**Problem description**
Each entry below must be repeated exactly, with pictures left out.

**Items**
↓
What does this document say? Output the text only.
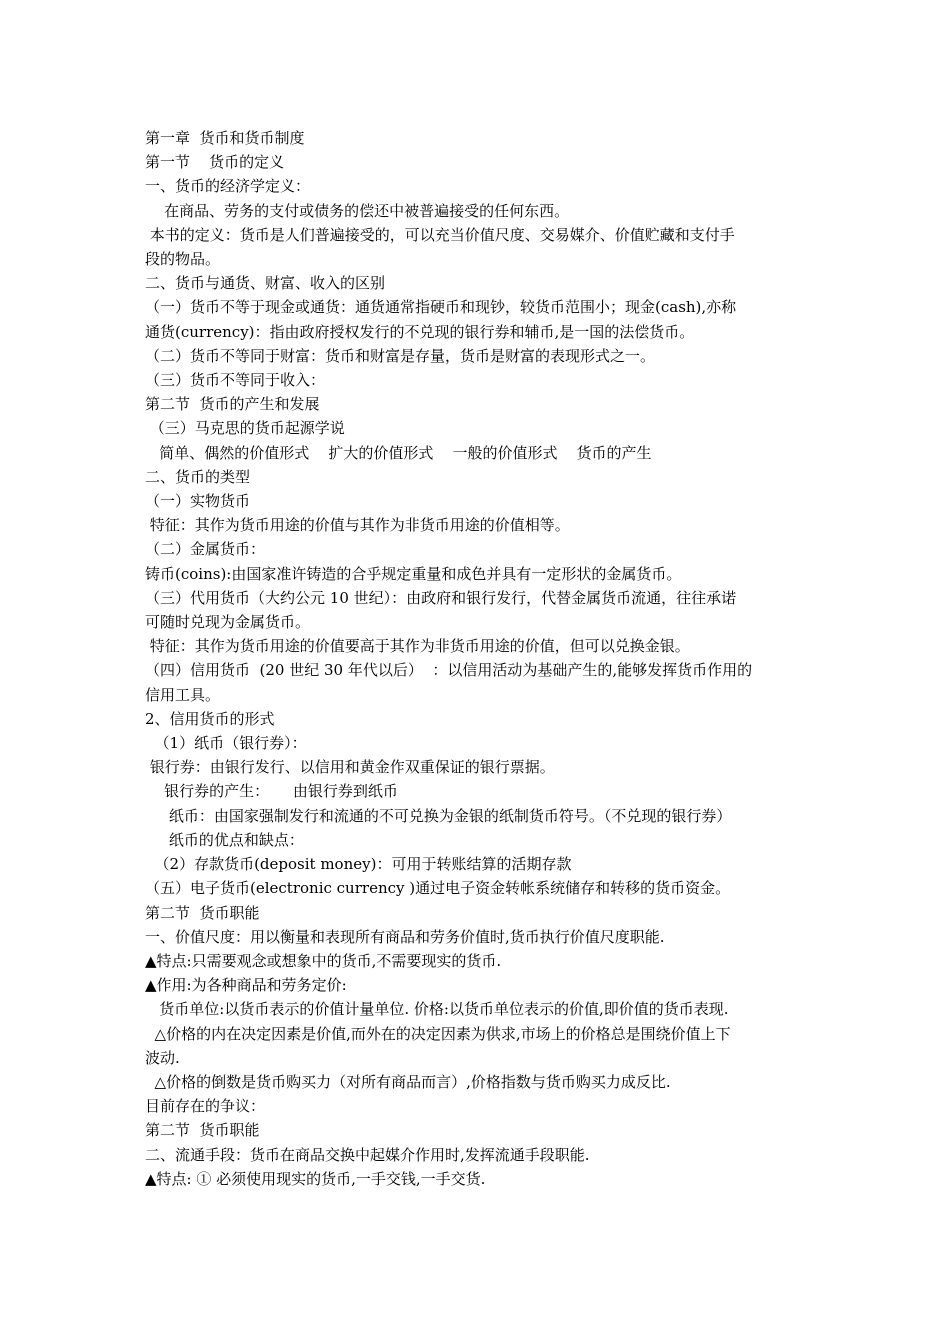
第一章  货币和货币制度

第一节    货币的定义

一、货币的经济学定义：

在商品、劳务的支付或债务的偿还中被普遍接受的任何东西。

本书的定义：货币是人们普遍接受的，可以充当价值尺度、交易媒介、价值贮藏和支付手

段的物品。

二、货币与通货、财富、收入的区别

（一）货币不等于现金或通货：通货通常指硬币和现钞，较货币范围小；现金(cash),亦称

通货(currency)：指由政府授权发行的不兑现的银行券和辅币,是一国的法偿货币。

（二）货币不等同于财富：货币和财富是存量，货币是财富的表现形式之一。

（三）货币不等同于收入：

第二节  货币的产生和发展

（三）马克思的货币起源学说

简单、偶然的价值形式    扩大的价值形式    一般的价值形式    货币的产生

二、货币的类型

（一）实物货币

特征：其作为货币用途的价值与其作为非货币用途的价值相等。

（二）金属货币：

铸币(coins):由国家准许铸造的合乎规定重量和成色并具有一定形状的金属货币。

（三）代用货币（大约公元 10 世纪）：由政府和银行发行，代替金属货币流通，往往承诺

可随时兑现为金属货币。

特征：其作为货币用途的价值要高于其作为非货币用途的价值，但可以兑换金银。

（四）信用货币  (20 世纪 30 年代以后）  ：以信用活动为基础产生的,能够发挥货币作用的

信用工具。

2、信用货币的形式

（1）纸币（银行券）：

银行券：由银行发行、以信用和黄金作双重保证的银行票据。

银行券的产生：     由银行券到纸币

纸币：由国家强制发行和流通的不可兑换为金银的纸制货币符号。（不兑现的银行券）

纸币的优点和缺点：

（2）存款货币(deposit money)：可用于转账结算的活期存款

（五）电子货币(electronic currency )通过电子资金转帐系统储存和转移的货币资金。

第二节  货币职能

一、价值尺度：用以衡量和表现所有商品和劳务价值时,货币执行价值尺度职能.

▲特点:只需要观念或想象中的货币,不需要现实的货币.

▲作用:为各种商品和劳务定价:

货币单位:以货币表示的价值计量单位. 价格:以货币单位表示的价值,即价值的货币表现.

△价格的内在决定因素是价值,而外在的决定因素为供求,市场上的价格总是围绕价值上下

波动.

△价格的倒数是货币购买力（对所有商品而言）,价格指数与货币购买力成反比.

目前存在的争议：

第二节  货币职能

二、流通手段：货币在商品交换中起媒介作用时,发挥流通手段职能.

▲特点: ① 必须使用现实的货币,一手交钱,一手交货.
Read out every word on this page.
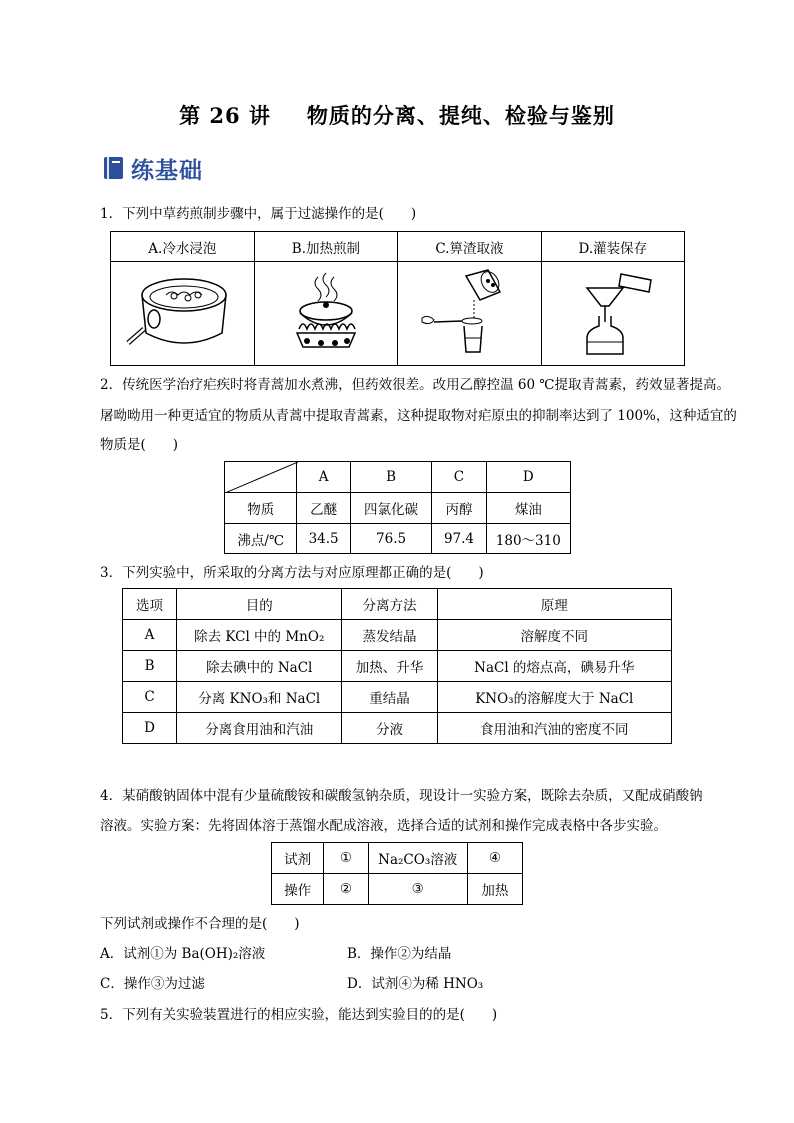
第 26 讲 物质的分离、提纯、检验与鉴别
练基础
1．下列中草药煎制步骤中，属于过滤操作的是(　　)
A.冷水浸泡	B.加热煎制	C.箅渣取液	D.灌装保存

2．传统医学治疗疟疾时将青蒿加水煮沸，但药效很差。改用乙醇控温 60 ℃提取青蒿素，药效显著提高。
屠呦呦用一种更适宜的物质从青蒿中提取青蒿素，这种提取物对疟原虫的抑制率达到了 100%，这种适宜的
物质是(　　)
	A	B	C	D
物质	乙醚	四氯化碳	丙醇	煤油
沸点/℃	34.5	76.5	97.4	180～310
3．下列实验中，所采取的分离方法与对应原理都正确的是(　　)
选项	目的	分离方法	原理
A	除去 KCl 中的 MnO₂	蒸发结晶	溶解度不同
B	除去碘中的 NaCl	加热、升华	NaCl 的熔点高，碘易升华
C	分离 KNO₃和 NaCl	重结晶	KNO₃的溶解度大于 NaCl
D	分离食用油和汽油	分液	食用油和汽油的密度不同
4．某硝酸钠固体中混有少量硫酸铵和碳酸氢钠杂质，现设计一实验方案，既除去杂质，又配成硝酸钠
溶液。实验方案：先将固体溶于蒸馏水配成溶液，选择合适的试剂和操作完成表格中各步实验。
试剂	①	Na₂CO₃溶液	④
操作	②	③	加热
下列试剂或操作不合理的是(　　)
A．试剂①为 Ba(OH)₂溶液	B．操作②为结晶
C．操作③为过滤	D．试剂④为稀 HNO₃
5．下列有关实验装置进行的相应实验，能达到实验目的的是(　　)
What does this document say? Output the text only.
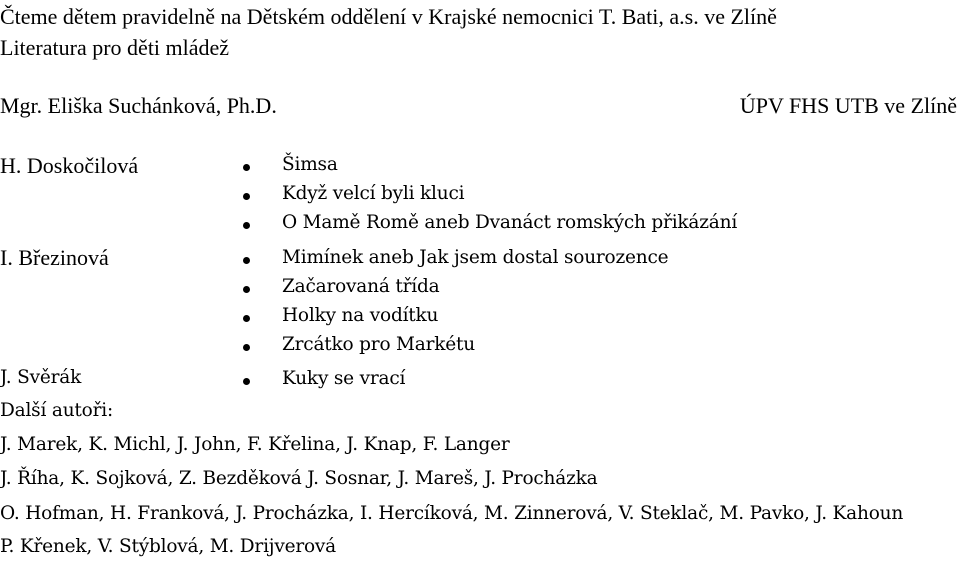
Čteme dětem pravidelně na Dětském oddělení v Krajské nemocnici T. Bati, a.s. ve Zlíně
Literatura pro děti mládež
Mgr. Eliška Suchánková, Ph.D.	ÚPV FHS UTB ve Zlíně
H. Doskočilová	Šimsa
Když velcí byli kluci
O Mamě Romě aneb Dvanáct romských přikázání
I. Březinová	Mimínek aneb Jak jsem dostal sourozence
Začarovaná třída
Holky na vodítku
Zrcátko pro Markétu
J. Svěrák	Kuky se vrací
Další autoři:
J. Marek, K. Michl, J. John, F. Křelina, J. Knap, F. Langer
J. Říha, K. Sojková, Z. Bezděková J. Sosnar, J. Mareš, J. Procházka
O. Hofman, H. Franková, J. Procházka, I. Hercíková, M. Zinnerová, V. Steklač, M. Pavko, J. Kahoun
P. Křenek, V. Stýblová, M. Drijverová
↑
**Task output**
What does this document say? Output the text only.
第一章  货币和货币制度

第一节    货币的定义

一、货币的经济学定义：

在商品、劳务的支付或债务的偿还中被普遍接受的任何东西。

本书的定义：货币是人们普遍接受的，可以充当价值尺度、交易媒介、价值贮藏和支付手

段的物品。

二、货币与通货、财富、收入的区别

（一）货币不等于现金或通货：通货通常指硬币和现钞，较货币范围小；现金(cash),亦称

通货(currency)：指由政府授权发行的不兑现的银行券和辅币,是一国的法偿货币。

（二）货币不等同于财富：货币和财富是存量，货币是财富的表现形式之一。

（三）货币不等同于收入：

第二节  货币的产生和发展

（三）马克思的货币起源学说

简单、偶然的价值形式    扩大的价值形式    一般的价值形式    货币的产生

二、货币的类型

（一）实物货币

特征：其作为货币用途的价值与其作为非货币用途的价值相等。

（二）金属货币：

铸币(coins):由国家准许铸造的合乎规定重量和成色并具有一定形状的金属货币。

（三）代用货币（大约公元 10 世纪）：由政府和银行发行，代替金属货币流通，往往承诺

可随时兑现为金属货币。

特征：其作为货币用途的价值要高于其作为非货币用途的价值，但可以兑换金银。

（四）信用货币  (20 世纪 30 年代以后）  ：以信用活动为基础产生的,能够发挥货币作用的

信用工具。

2、信用货币的形式

（1）纸币（银行券）：

银行券：由银行发行、以信用和黄金作双重保证的银行票据。

银行券的产生：     由银行券到纸币

纸币：由国家强制发行和流通的不可兑换为金银的纸制货币符号。（不兑现的银行券）

纸币的优点和缺点：

（2）存款货币(deposit money)：可用于转账结算的活期存款

（五）电子货币(electronic currency )通过电子资金转帐系统储存和转移的货币资金。

第二节  货币职能

一、价值尺度：用以衡量和表现所有商品和劳务价值时,货币执行价值尺度职能.

▲特点:只需要观念或想象中的货币,不需要现实的货币.

▲作用:为各种商品和劳务定价:

货币单位:以货币表示的价值计量单位. 价格:以货币单位表示的价值,即价值的货币表现.

△价格的内在决定因素是价值,而外在的决定因素为供求,市场上的价格总是围绕价值上下

波动.

△价格的倒数是货币购买力（对所有商品而言）,价格指数与货币购买力成反比.

目前存在的争议：

第二节  货币职能

二、流通手段：货币在商品交换中起媒介作用时,发挥流通手段职能.

▲特点: ① 必须使用现实的货币,一手交钱,一手交货.
Read out every word on this page.
第 26 讲 物质的分离、提纯、检验与鉴别
练基础
1．下列中草药煎制步骤中，属于过滤操作的是(　　)
A.冷水浸泡	B.加热煎制	C.箅渣取液	D.灌装保存

2．传统医学治疗疟疾时将青蒿加水煮沸，但药效很差。改用乙醇控温 60 ℃提取青蒿素，药效显著提高。
屠呦呦用一种更适宜的物质从青蒿中提取青蒿素，这种提取物对疟原虫的抑制率达到了 100%，这种适宜的
物质是(　　)
	A	B	C	D
物质	乙醚	四氯化碳	丙醇	煤油
沸点/℃	34.5	76.5	97.4	180～310
3．下列实验中，所采取的分离方法与对应原理都正确的是(　　)
选项	目的	分离方法	原理
A	除去 KCl 中的 MnO₂	蒸发结晶	溶解度不同
B	除去碘中的 NaCl	加热、升华	NaCl 的熔点高，碘易升华
C	分离 KNO₃和 NaCl	重结晶	KNO₃的溶解度大于 NaCl
D	分离食用油和汽油	分液	食用油和汽油的密度不同
4．某硝酸钠固体中混有少量硫酸铵和碳酸氢钠杂质，现设计一实验方案，既除去杂质，又配成硝酸钠
溶液。实验方案：先将固体溶于蒸馏水配成溶液，选择合适的试剂和操作完成表格中各步实验。
试剂	①	Na₂CO₃溶液	④
操作	②	③	加热
下列试剂或操作不合理的是(　　)
A．试剂①为 Ba(OH)₂溶液	B．操作②为结晶
C．操作③为过滤	D．试剂④为稀 HNO₃
5．下列有关实验装置进行的相应实验，能达到实验目的的是(　　)
What does this document say? Output the text only.
Čteme dětem pravidelně na Dětském oddělení v Krajské nemocnici T. Bati, a.s. ve Zlíně
Literatura pro děti mládež
Mgr. Eliška Suchánková, Ph.D.	ÚPV FHS UTB ve Zlíně
H. Doskočilová	Šimsa
Když velcí byli kluci
O Mamě Romě aneb Dvanáct romských přikázání
I. Březinová	Mimínek aneb Jak jsem dostal sourozence
Začarovaná třída
Holky na vodítku
Zrcátko pro Markétu
J. Svěrák	Kuky se vrací
Další autoři:
J. Marek, K. Michl, J. John, F. Křelina, J. Knap, F. Langer
J. Říha, K. Sojková, Z. Bezděková J. Sosnar, J. Mareš, J. Procházka
O. Hofman, H. Franková, J. Procházka, I. Hercíková, M. Zinnerová, V. Steklač, M. Pavko, J. Kahoun
P. Křenek, V. Stýblová, M. Drijverová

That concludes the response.